Description of the task:
Gather all lines in the data that hold the string "text".

--------------------------------

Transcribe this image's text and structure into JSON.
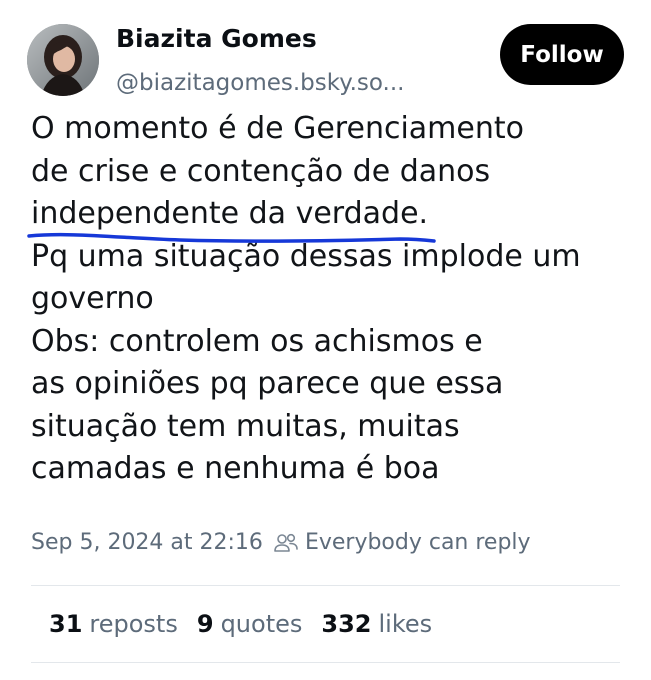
{
  "author": {
    "display_name": "Biazita Gomes",
    "handle": "@biazitagomes.bsky.so..."
  },
  "follow_button": {
    "label": "Follow"
  },
  "post": {
    "lines": [
      "O momento é de Gerenciamento",
      "de crise e contenção de danos",
      "independente da verdade.",
      "Pq uma situação dessas implode um",
      "governo",
      "Obs: controlem os achismos e",
      "as opiniões pq parece que essa",
      "situação tem muitas, muitas",
      "camadas e nenhuma é boa"
    ],
    "timestamp": "Sep 5, 2024 at 22:16",
    "reply_setting": "Everybody can reply",
    "reply_icon": "people-icon"
  },
  "stats": {
    "reposts_count": "31",
    "reposts_label": "reposts",
    "quotes_count": "9",
    "quotes_label": "quotes",
    "likes_count": "332",
    "likes_label": "likes"
  },
  "colors": {
    "text": "#0b0f14",
    "muted": "#5d6b7a",
    "button_bg": "#000000",
    "annotation_underline": "#1638d8"
  }
}
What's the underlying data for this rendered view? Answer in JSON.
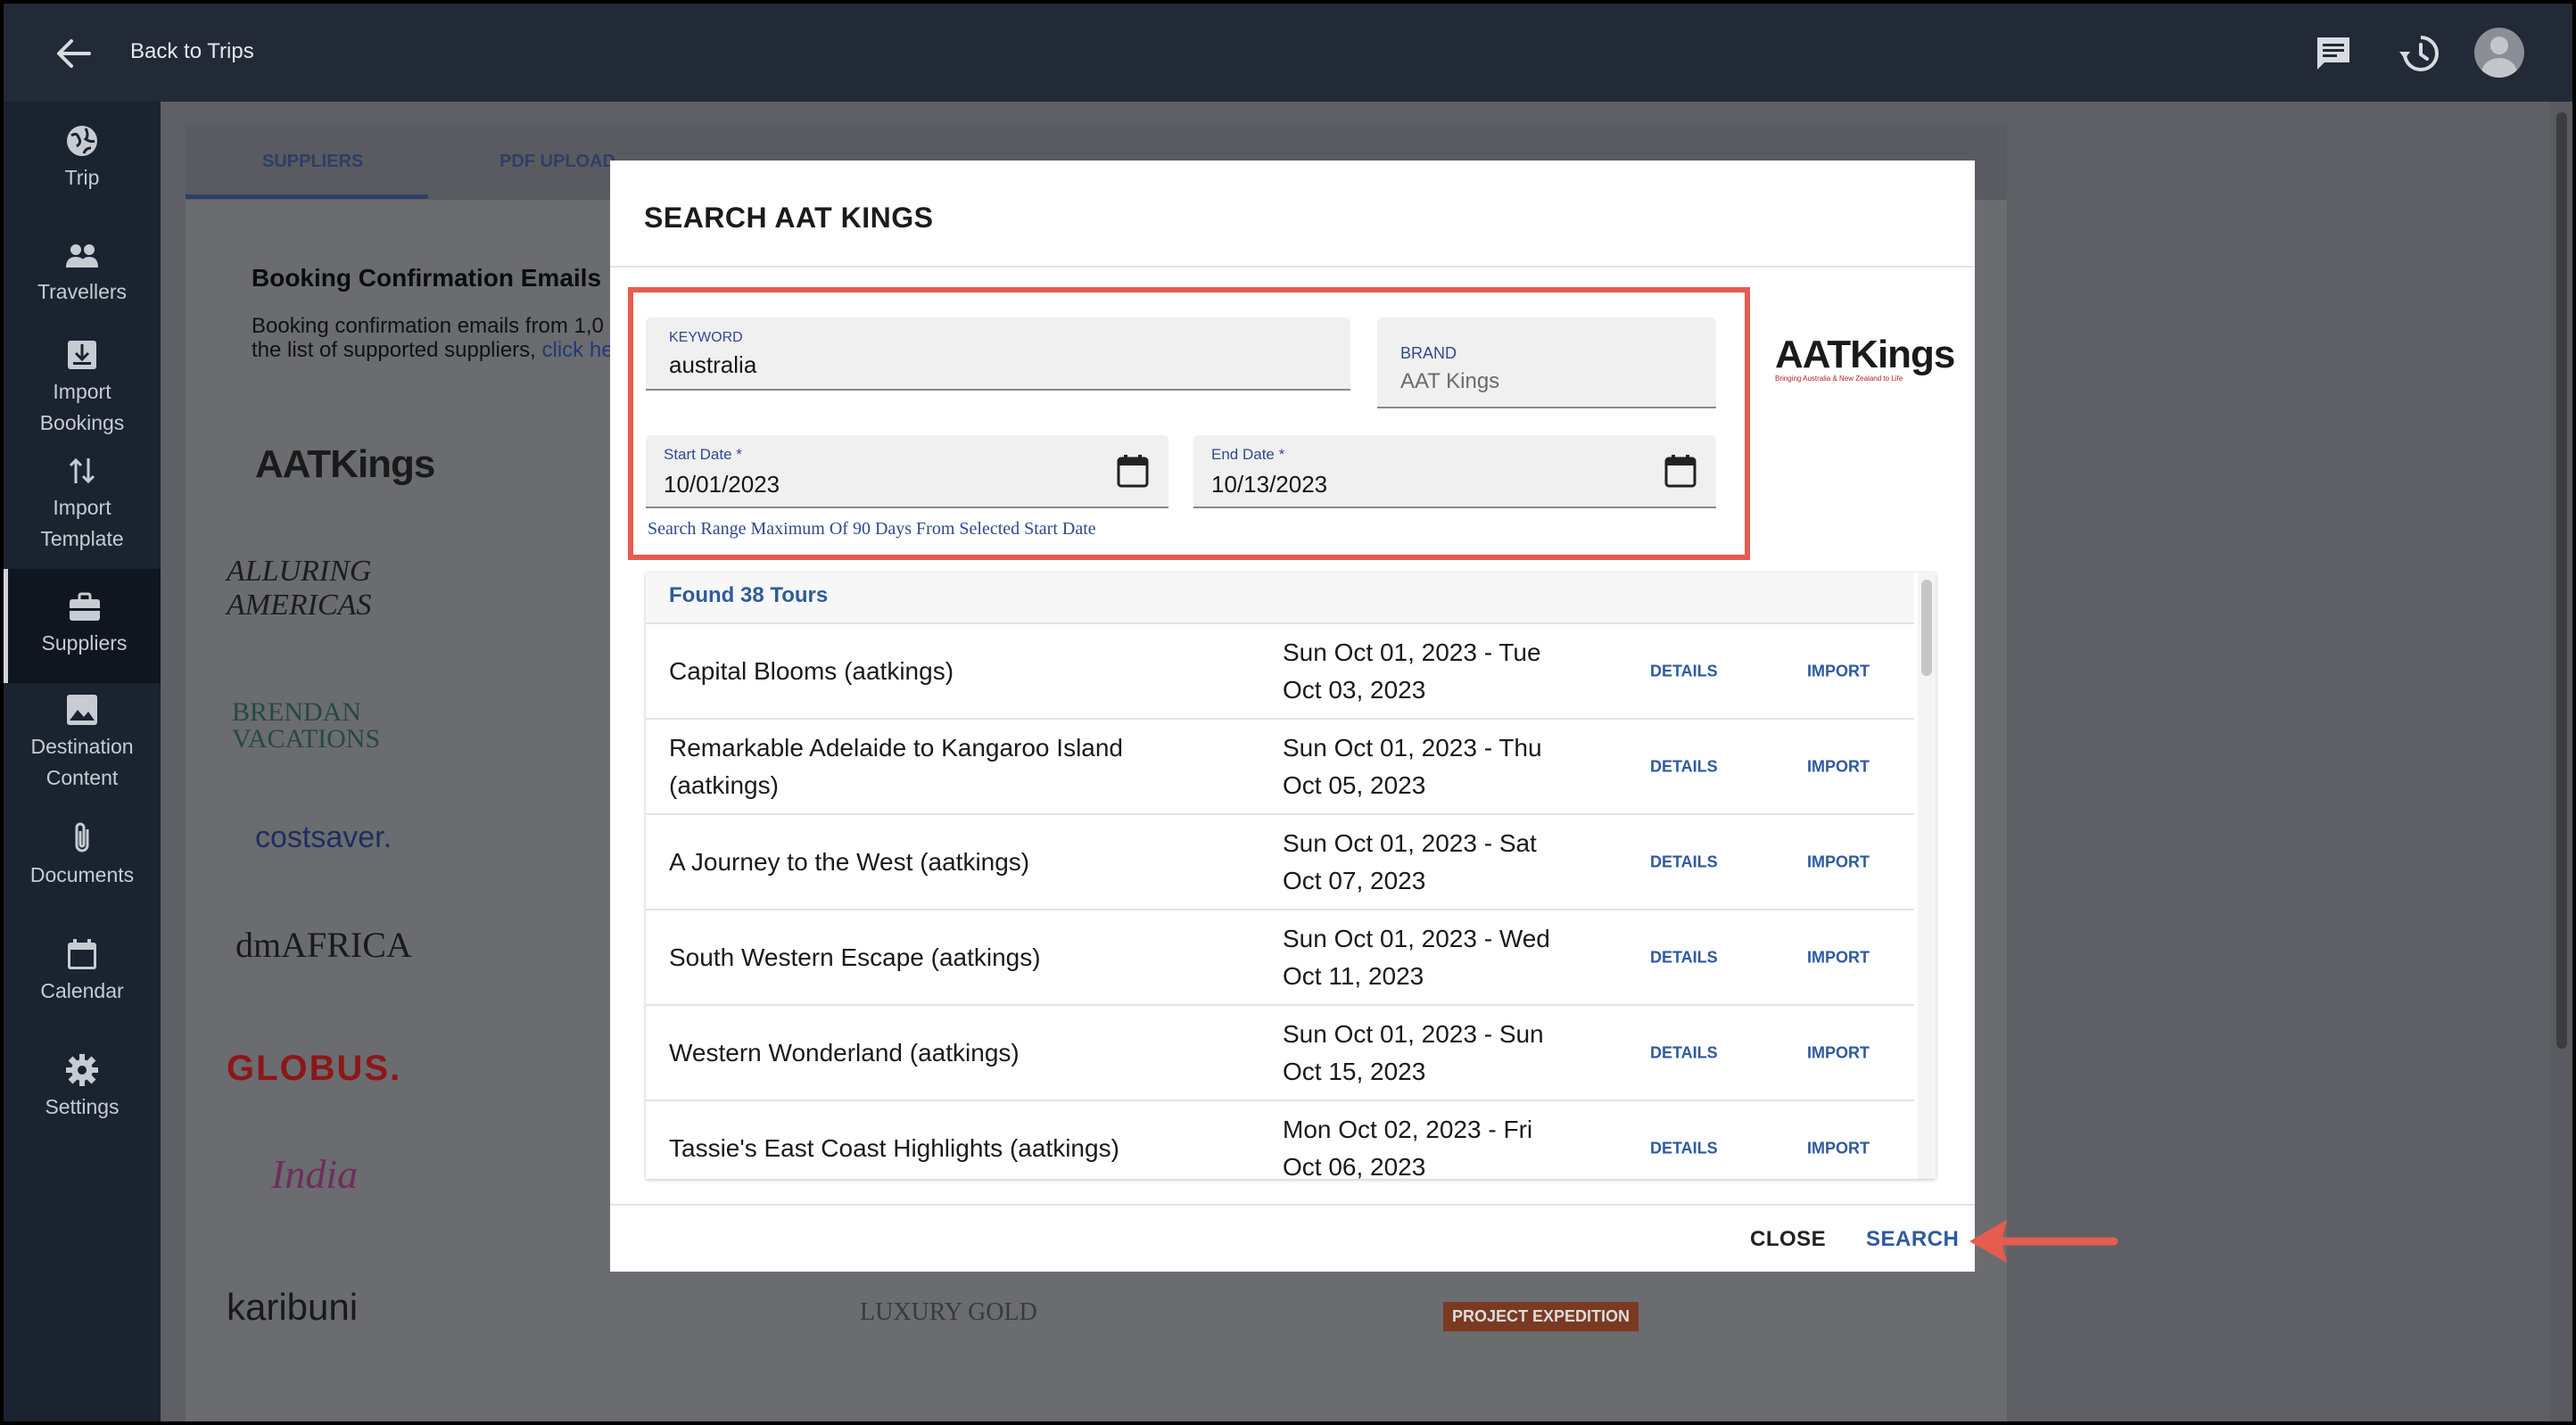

--------------------------------

Solution:
Transcribe this image's text and structure into JSON.
    "text": "#0b0f14",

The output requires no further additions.